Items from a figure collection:
|---|

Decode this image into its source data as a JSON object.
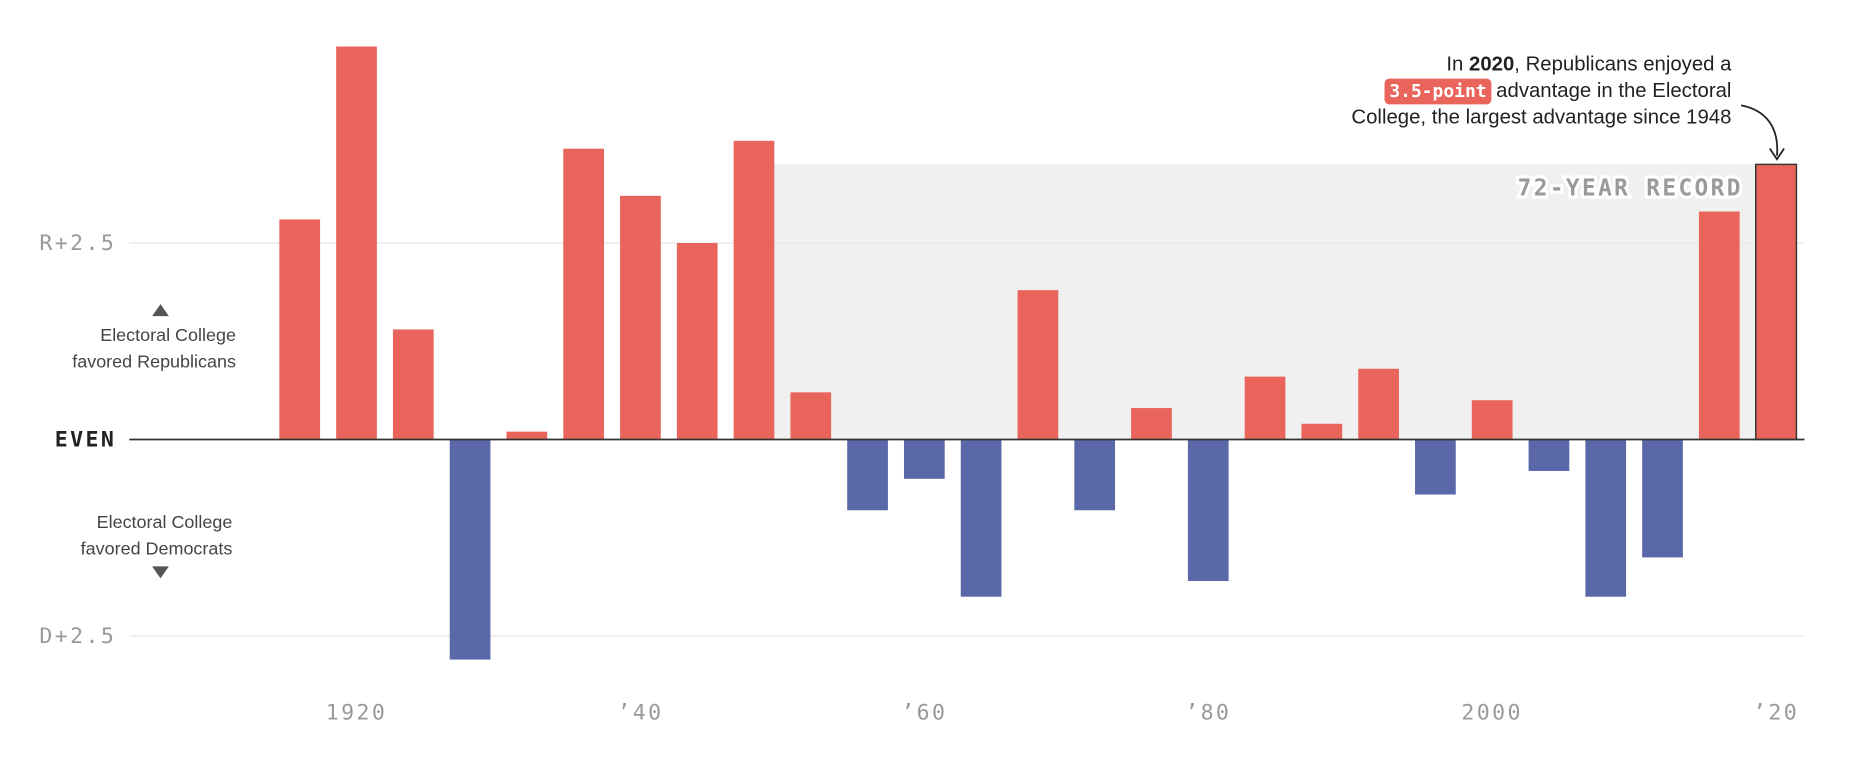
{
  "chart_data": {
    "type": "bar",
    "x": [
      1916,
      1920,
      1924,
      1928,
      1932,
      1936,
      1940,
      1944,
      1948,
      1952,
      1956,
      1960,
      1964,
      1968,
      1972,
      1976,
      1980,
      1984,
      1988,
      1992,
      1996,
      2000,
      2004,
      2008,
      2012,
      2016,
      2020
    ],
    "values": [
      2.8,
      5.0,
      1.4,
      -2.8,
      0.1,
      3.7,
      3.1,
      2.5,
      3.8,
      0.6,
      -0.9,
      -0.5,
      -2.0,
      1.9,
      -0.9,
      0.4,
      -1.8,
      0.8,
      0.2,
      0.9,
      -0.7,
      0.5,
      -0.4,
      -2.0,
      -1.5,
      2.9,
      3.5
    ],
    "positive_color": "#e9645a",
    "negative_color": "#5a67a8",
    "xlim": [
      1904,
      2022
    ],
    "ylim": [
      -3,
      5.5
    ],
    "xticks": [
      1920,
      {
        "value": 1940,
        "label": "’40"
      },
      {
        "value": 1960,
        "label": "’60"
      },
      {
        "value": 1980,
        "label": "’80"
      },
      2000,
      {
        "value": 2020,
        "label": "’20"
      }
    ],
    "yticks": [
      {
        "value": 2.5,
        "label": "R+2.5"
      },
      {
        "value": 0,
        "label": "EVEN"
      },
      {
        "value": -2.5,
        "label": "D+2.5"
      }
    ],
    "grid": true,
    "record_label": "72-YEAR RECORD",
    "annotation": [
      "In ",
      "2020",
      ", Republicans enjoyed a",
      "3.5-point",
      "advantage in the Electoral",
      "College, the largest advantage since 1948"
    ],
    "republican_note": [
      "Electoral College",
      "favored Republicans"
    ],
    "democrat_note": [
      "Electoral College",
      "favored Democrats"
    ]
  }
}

|---|

EXERCISE DETAILS:
Leaving all pictures aside, quote each record exactly.

REPLY TO THE TASK:
Decode this image into its source data as a JSON object.
{
  "chart_data": {
    "type": "bar",
    "x": [
      1916,
      1920,
      1924,
      1928,
      1932,
      1936,
      1940,
      1944,
      1948,
      1952,
      1956,
      1960,
      1964,
      1968,
      1972,
      1976,
      1980,
      1984,
      1988,
      1992,
      1996,
      2000,
      2004,
      2008,
      2012,
      2016,
      2020
    ],
    "values": [
      2.8,
      5.0,
      1.4,
      -2.8,
      0.1,
      3.7,
      3.1,
      2.5,
      3.8,
      0.6,
      -0.9,
      -0.5,
      -2.0,
      1.9,
      -0.9,
      0.4,
      -1.8,
      0.8,
      0.2,
      0.9,
      -0.7,
      0.5,
      -0.4,
      -2.0,
      -1.5,
      2.9,
      3.5
    ],
    "positive_color": "#e9645a",
    "negative_color": "#5a67a8",
    "xlim": [
      1904,
      2022
    ],
    "ylim": [
      -3,
      5.5
    ],
    "xticks": [
      1920,
      {
        "value": 1940,
        "label": "’40"
      },
      {
        "value": 1960,
        "label": "’60"
      },
      {
        "value": 1980,
        "label": "’80"
      },
      2000,
      {
        "value": 2020,
        "label": "’20"
      }
    ],
    "yticks": [
      {
        "value": 2.5,
        "label": "R+2.5"
      },
      {
        "value": 0,
        "label": "EVEN"
      },
      {
        "value": -2.5,
        "label": "D+2.5"
      }
    ],
    "grid": true,
    "record_label": "72-YEAR RECORD",
    "annotation": [
      "In ",
      "2020",
      ", Republicans enjoyed a",
      "3.5-point",
      "advantage in the Electoral",
      "College, the largest advantage since 1948"
    ],
    "republican_note": [
      "Electoral College",
      "favored Republicans"
    ],
    "democrat_note": [
      "Electoral College",
      "favored Democrats"
    ]
  }
}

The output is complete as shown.